_DATA SHOWN_:

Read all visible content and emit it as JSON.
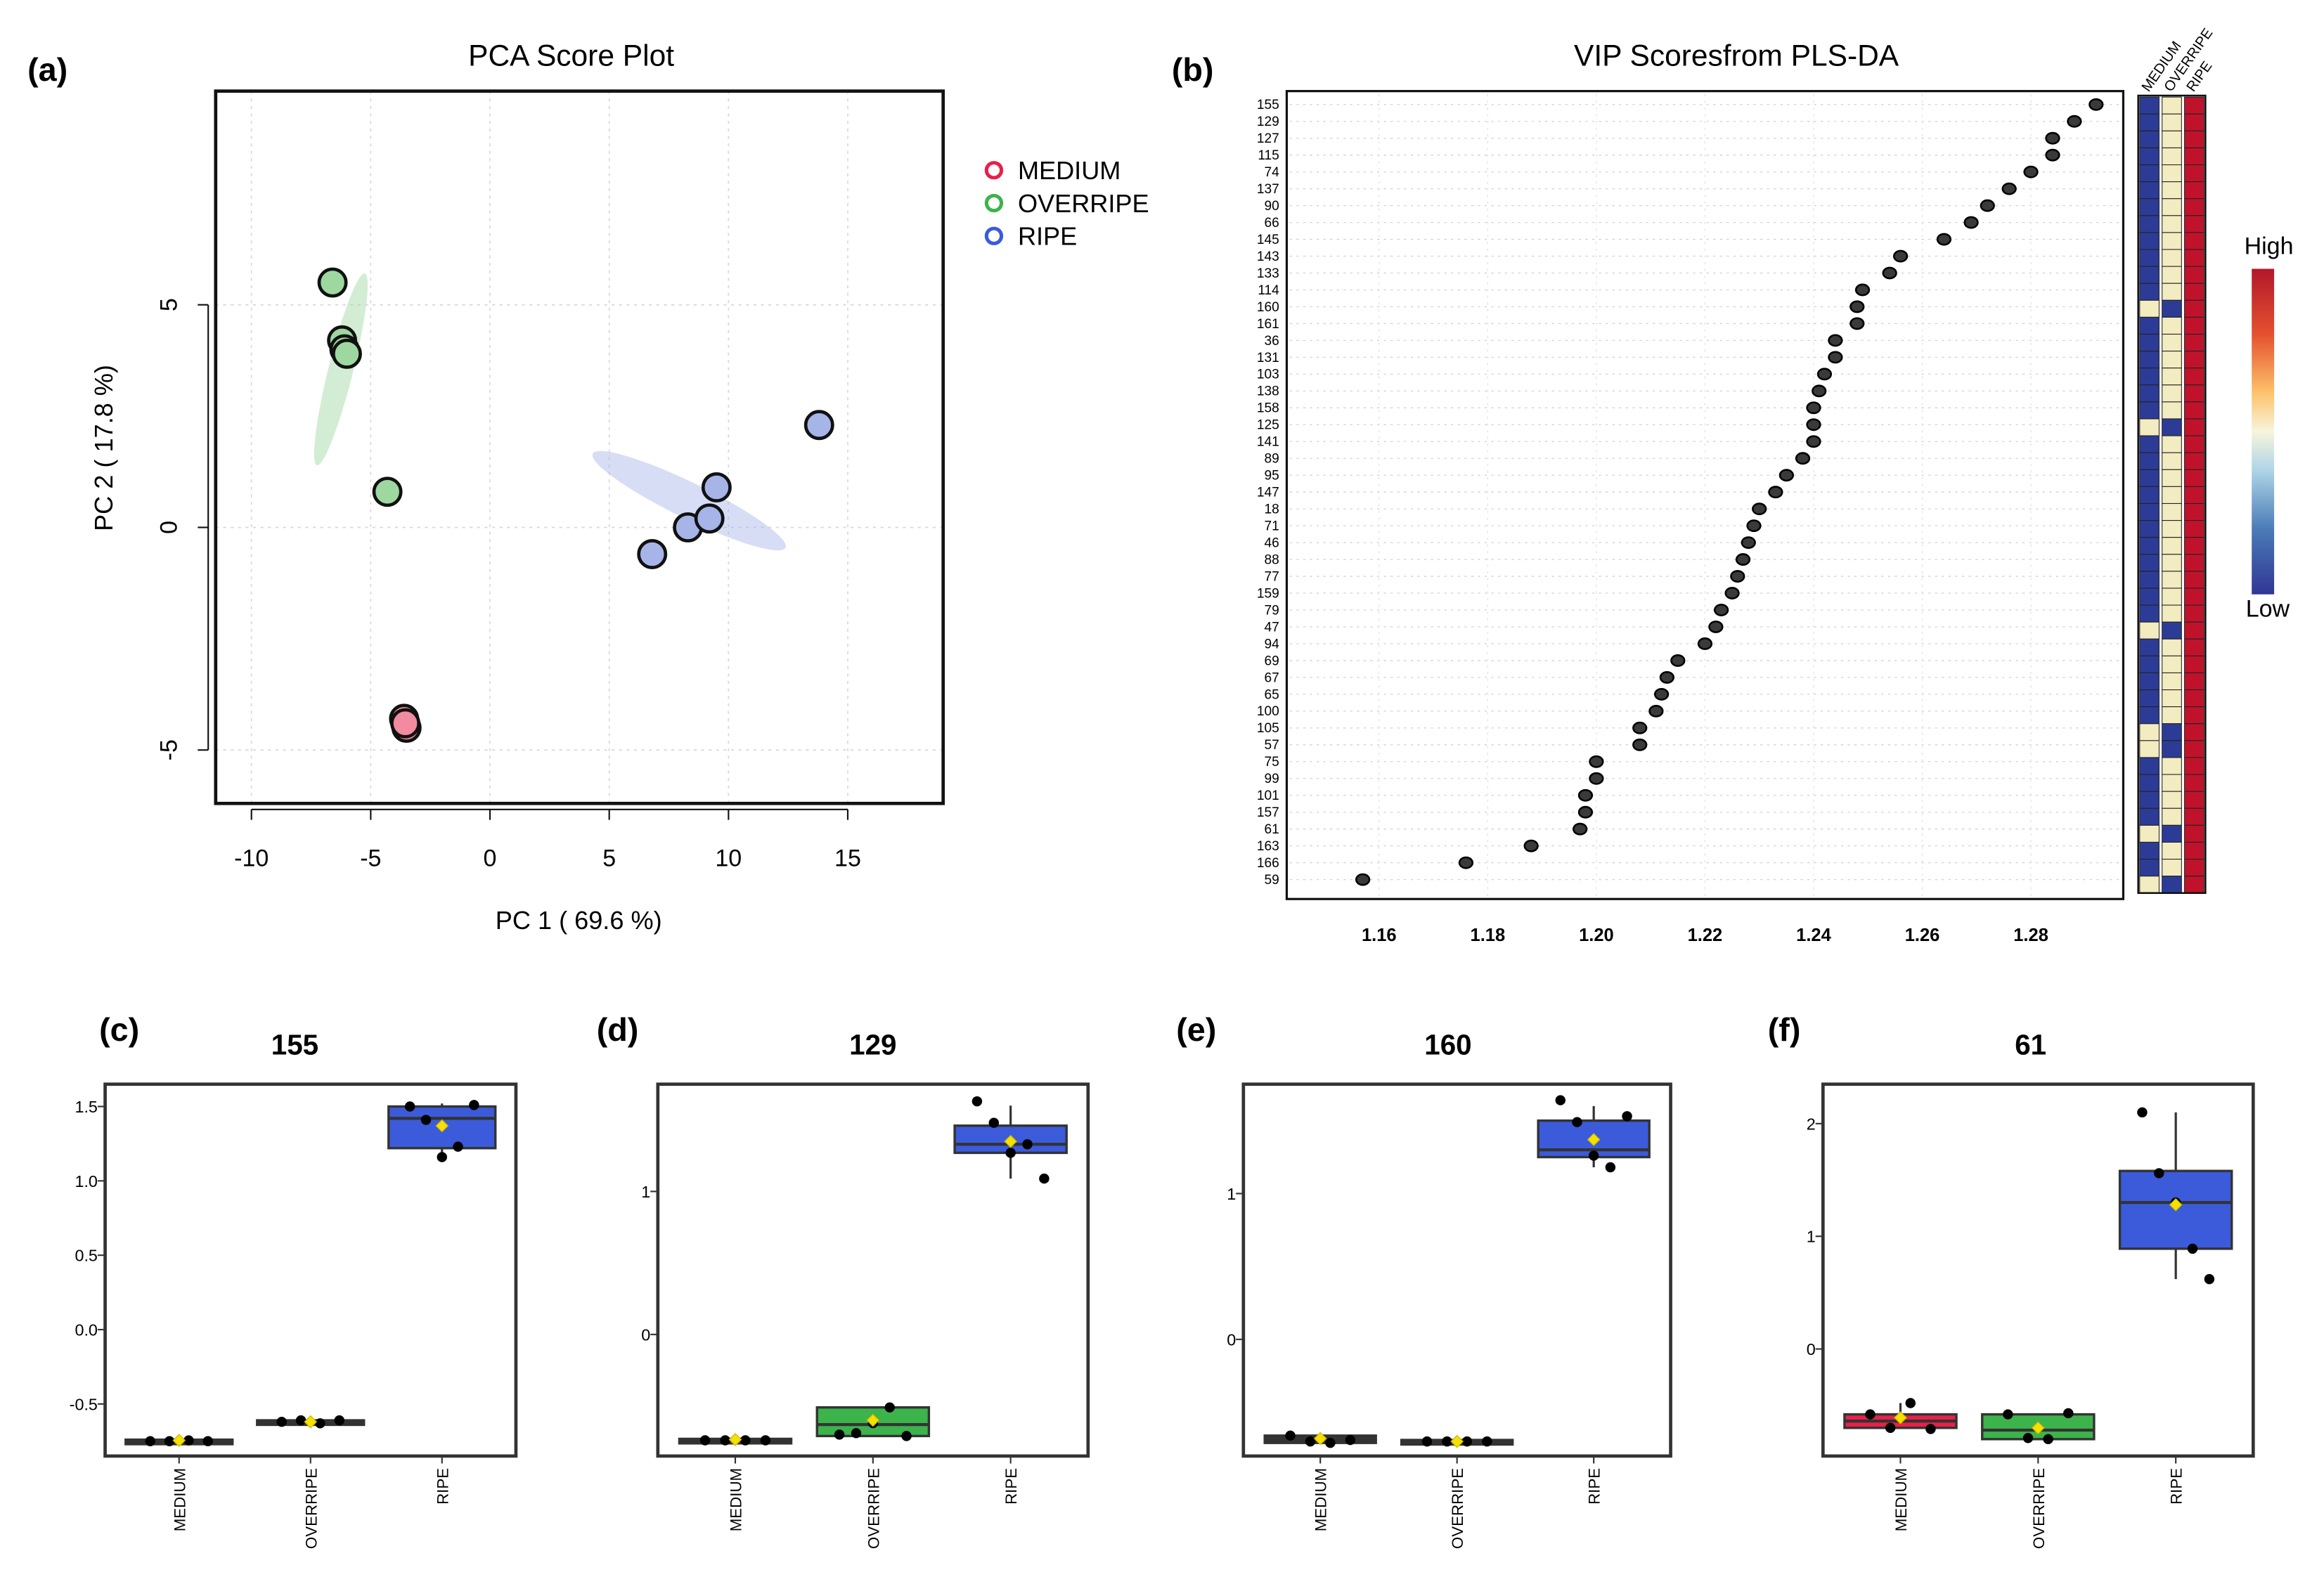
{
  "chart_data": [
    {
      "panel": "(a)",
      "type": "scatter",
      "title": "PCA Score Plot",
      "xlabel": "PC 1 ( 69.6 %)",
      "ylabel": "PC 2 ( 17.8 %)",
      "xlim": [
        -11.5,
        19
      ],
      "ylim": [
        -6.2,
        9.8
      ],
      "xticks": [
        -10,
        -5,
        0,
        5,
        10,
        15
      ],
      "xtick_labels": [
        "-10",
        "-5",
        "0",
        "5",
        "10",
        "15"
      ],
      "yticks": [
        -5,
        0,
        5
      ],
      "ytick_labels": [
        "-5",
        "0",
        "5"
      ],
      "grid": true,
      "legend": "top-right",
      "series": [
        {
          "name": "MEDIUM",
          "color": "#e8204a",
          "fill": "#f28aa0",
          "x": [
            -3.6,
            -3.5,
            -3.55
          ],
          "y": [
            -4.3,
            -4.5,
            -4.4
          ],
          "ellipse": {
            "cx": -3.55,
            "cy": -4.4,
            "rx": 0.3,
            "ry": 0.2,
            "angle": 0
          }
        },
        {
          "name": "OVERRIPE",
          "color": "#3cb44b",
          "fill": "#9ed8a0",
          "x": [
            -6.6,
            -6.2,
            -6.1,
            -6.0,
            -4.3
          ],
          "y": [
            5.5,
            4.2,
            4.0,
            3.9,
            0.8
          ],
          "ellipse": {
            "cx": -6.25,
            "cy": 3.55,
            "rx": 8.3,
            "ry": 0.52,
            "angle": -76
          }
        },
        {
          "name": "RIPE",
          "color": "#3b5bdb",
          "fill": "#a7b4e8",
          "x": [
            6.8,
            8.3,
            9.2,
            9.5,
            13.8
          ],
          "y": [
            -0.6,
            0.0,
            0.2,
            0.9,
            2.3
          ],
          "ellipse": {
            "cx": 8.35,
            "cy": 0.6,
            "rx": 9.0,
            "ry": 0.75,
            "angle": 26
          }
        }
      ]
    },
    {
      "panel": "(b)",
      "type": "scatter",
      "title": "VIP Scoresfrom PLS-DA",
      "xlim": [
        1.143,
        1.297
      ],
      "xticks": [
        1.16,
        1.18,
        1.2,
        1.22,
        1.24,
        1.26,
        1.28
      ],
      "xtick_labels": [
        "1.16",
        "1.18",
        "1.20",
        "1.22",
        "1.24",
        "1.26",
        "1.28"
      ],
      "features": [
        "155",
        "129",
        "127",
        "115",
        "74",
        "137",
        "90",
        "66",
        "145",
        "143",
        "133",
        "114",
        "160",
        "161",
        "36",
        "131",
        "103",
        "138",
        "158",
        "125",
        "141",
        "89",
        "95",
        "147",
        "18",
        "71",
        "46",
        "88",
        "77",
        "159",
        "79",
        "47",
        "94",
        "69",
        "67",
        "65",
        "100",
        "105",
        "57",
        "75",
        "99",
        "101",
        "157",
        "61",
        "163",
        "166",
        "59"
      ],
      "values": [
        1.292,
        1.288,
        1.284,
        1.284,
        1.28,
        1.276,
        1.272,
        1.269,
        1.264,
        1.256,
        1.254,
        1.249,
        1.248,
        1.248,
        1.244,
        1.244,
        1.242,
        1.241,
        1.24,
        1.24,
        1.24,
        1.238,
        1.235,
        1.233,
        1.23,
        1.229,
        1.228,
        1.227,
        1.226,
        1.225,
        1.223,
        1.222,
        1.22,
        1.215,
        1.213,
        1.212,
        1.211,
        1.208,
        1.208,
        1.2,
        1.2,
        1.198,
        1.198,
        1.197,
        1.188,
        1.176,
        1.157
      ],
      "heatmap_columns": [
        "MEDIUM",
        "OVERRIPE",
        "RIPE"
      ],
      "heatmap_colors": {
        "low": "#2c3c96",
        "mid": "#f3ecc0",
        "high": "#c0132b"
      },
      "heatmap_levels": [
        [
          "low",
          "mid",
          "high"
        ],
        [
          "low",
          "mid",
          "high"
        ],
        [
          "low",
          "mid",
          "high"
        ],
        [
          "low",
          "mid",
          "high"
        ],
        [
          "low",
          "mid",
          "high"
        ],
        [
          "low",
          "mid",
          "high"
        ],
        [
          "low",
          "mid",
          "high"
        ],
        [
          "low",
          "mid",
          "high"
        ],
        [
          "low",
          "mid",
          "high"
        ],
        [
          "low",
          "mid",
          "high"
        ],
        [
          "low",
          "mid",
          "high"
        ],
        [
          "low",
          "mid",
          "high"
        ],
        [
          "mid",
          "low",
          "high"
        ],
        [
          "low",
          "mid",
          "high"
        ],
        [
          "low",
          "mid",
          "high"
        ],
        [
          "low",
          "mid",
          "high"
        ],
        [
          "low",
          "mid",
          "high"
        ],
        [
          "low",
          "mid",
          "high"
        ],
        [
          "low",
          "mid",
          "high"
        ],
        [
          "mid",
          "low",
          "high"
        ],
        [
          "low",
          "mid",
          "high"
        ],
        [
          "low",
          "mid",
          "high"
        ],
        [
          "low",
          "mid",
          "high"
        ],
        [
          "low",
          "mid",
          "high"
        ],
        [
          "low",
          "mid",
          "high"
        ],
        [
          "low",
          "mid",
          "high"
        ],
        [
          "low",
          "mid",
          "high"
        ],
        [
          "low",
          "mid",
          "high"
        ],
        [
          "low",
          "mid",
          "high"
        ],
        [
          "low",
          "mid",
          "high"
        ],
        [
          "low",
          "mid",
          "high"
        ],
        [
          "mid",
          "low",
          "high"
        ],
        [
          "low",
          "mid",
          "high"
        ],
        [
          "low",
          "mid",
          "high"
        ],
        [
          "low",
          "mid",
          "high"
        ],
        [
          "low",
          "mid",
          "high"
        ],
        [
          "low",
          "mid",
          "high"
        ],
        [
          "mid",
          "low",
          "high"
        ],
        [
          "mid",
          "low",
          "high"
        ],
        [
          "low",
          "mid",
          "high"
        ],
        [
          "low",
          "mid",
          "high"
        ],
        [
          "low",
          "mid",
          "high"
        ],
        [
          "low",
          "mid",
          "high"
        ],
        [
          "mid",
          "low",
          "high"
        ],
        [
          "low",
          "mid",
          "high"
        ],
        [
          "low",
          "mid",
          "high"
        ],
        [
          "mid",
          "low",
          "high"
        ]
      ],
      "colorbar": {
        "high_label": "High",
        "low_label": "Low"
      }
    },
    {
      "panel": "(c)",
      "type": "box",
      "title": "155",
      "categories": [
        "MEDIUM",
        "OVERRIPE",
        "RIPE"
      ],
      "ylim": [
        -0.85,
        1.65
      ],
      "yticks": [
        -0.5,
        0.0,
        0.5,
        1.0,
        1.5
      ],
      "ytick_labels": [
        "-0.5",
        "0.0",
        "0.5",
        "1.0",
        "1.5"
      ],
      "boxes": [
        {
          "q1": -0.75,
          "median": -0.75,
          "q3": -0.74,
          "whisker_low": -0.75,
          "whisker_high": -0.74,
          "mean": -0.745,
          "points": [
            -0.75,
            -0.75,
            -0.745,
            -0.75
          ],
          "fill": "#333333"
        },
        {
          "q1": -0.63,
          "median": -0.62,
          "q3": -0.61,
          "whisker_low": -0.63,
          "whisker_high": -0.61,
          "mean": -0.62,
          "points": [
            -0.62,
            -0.61,
            -0.63,
            -0.61
          ],
          "fill": "#333333"
        },
        {
          "q1": 1.22,
          "median": 1.42,
          "q3": 1.5,
          "whisker_low": 1.16,
          "whisker_high": 1.52,
          "mean": 1.37,
          "points": [
            1.5,
            1.41,
            1.16,
            1.23,
            1.51
          ],
          "fill": "#3b5bdb"
        }
      ]
    },
    {
      "panel": "(d)",
      "type": "box",
      "title": "129",
      "categories": [
        "MEDIUM",
        "OVERRIPE",
        "RIPE"
      ],
      "ylim": [
        -0.85,
        1.75
      ],
      "yticks": [
        0,
        1
      ],
      "ytick_labels": [
        "0",
        "1"
      ],
      "boxes": [
        {
          "q1": -0.74,
          "median": -0.74,
          "q3": -0.73,
          "whisker_low": -0.74,
          "whisker_high": -0.73,
          "mean": -0.735,
          "points": [
            -0.74,
            -0.74,
            -0.74,
            -0.74
          ],
          "fill": "#333333"
        },
        {
          "q1": -0.71,
          "median": -0.63,
          "q3": -0.51,
          "whisker_low": -0.71,
          "whisker_high": -0.51,
          "mean": -0.6,
          "points": [
            -0.7,
            -0.69,
            -0.62,
            -0.51,
            -0.71
          ],
          "fill": "#3cb44b"
        },
        {
          "q1": 1.27,
          "median": 1.33,
          "q3": 1.46,
          "whisker_low": 1.09,
          "whisker_high": 1.6,
          "mean": 1.35,
          "points": [
            1.63,
            1.48,
            1.27,
            1.33,
            1.09
          ],
          "fill": "#3b5bdb"
        }
      ]
    },
    {
      "panel": "(e)",
      "type": "box",
      "title": "160",
      "categories": [
        "MEDIUM",
        "OVERRIPE",
        "RIPE"
      ],
      "ylim": [
        -0.8,
        1.75
      ],
      "yticks": [
        0,
        1
      ],
      "ytick_labels": [
        "0",
        "1"
      ],
      "boxes": [
        {
          "q1": -0.71,
          "median": -0.68,
          "q3": -0.66,
          "whisker_low": -0.71,
          "whisker_high": -0.66,
          "mean": -0.68,
          "points": [
            -0.66,
            -0.7,
            -0.71,
            -0.69
          ],
          "fill": "#333333"
        },
        {
          "q1": -0.71,
          "median": -0.7,
          "q3": -0.69,
          "whisker_low": -0.71,
          "whisker_high": -0.69,
          "mean": -0.7,
          "points": [
            -0.7,
            -0.7,
            -0.7,
            -0.7
          ],
          "fill": "#333333"
        },
        {
          "q1": 1.25,
          "median": 1.3,
          "q3": 1.5,
          "whisker_low": 1.18,
          "whisker_high": 1.6,
          "mean": 1.37,
          "points": [
            1.64,
            1.49,
            1.26,
            1.18,
            1.53
          ],
          "fill": "#3b5bdb"
        }
      ]
    },
    {
      "panel": "(f)",
      "type": "box",
      "title": "61",
      "categories": [
        "MEDIUM",
        "OVERRIPE",
        "RIPE"
      ],
      "ylim": [
        -0.95,
        2.35
      ],
      "yticks": [
        0,
        1,
        2
      ],
      "ytick_labels": [
        "0",
        "1",
        "2"
      ],
      "boxes": [
        {
          "q1": -0.7,
          "median": -0.64,
          "q3": -0.58,
          "whisker_low": -0.7,
          "whisker_high": -0.48,
          "mean": -0.61,
          "points": [
            -0.58,
            -0.7,
            -0.48,
            -0.71
          ],
          "fill": "#e8204a"
        },
        {
          "q1": -0.8,
          "median": -0.72,
          "q3": -0.58,
          "whisker_low": -0.8,
          "whisker_high": -0.58,
          "mean": -0.7,
          "points": [
            -0.58,
            -0.79,
            -0.8,
            -0.57
          ],
          "fill": "#3cb44b"
        },
        {
          "q1": 0.89,
          "median": 1.3,
          "q3": 1.58,
          "whisker_low": 0.62,
          "whisker_high": 2.1,
          "mean": 1.28,
          "points": [
            2.1,
            1.56,
            1.3,
            0.89,
            0.62
          ],
          "fill": "#3b5bdb"
        }
      ]
    }
  ]
}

_WHAT YOU SHOULD DO_: Where a line above contains the word "mean", copy that line.

_PROBLEM SOLUTION_:
          "mean": -0.745,
          "mean": -0.62,
          "mean": 1.37,
          "mean": -0.735,
          "mean": -0.6,
          "mean": 1.35,
          "mean": -0.68,
          "mean": -0.7,
          "mean": 1.37,
          "mean": -0.61,
          "mean": -0.7,
          "mean": 1.28,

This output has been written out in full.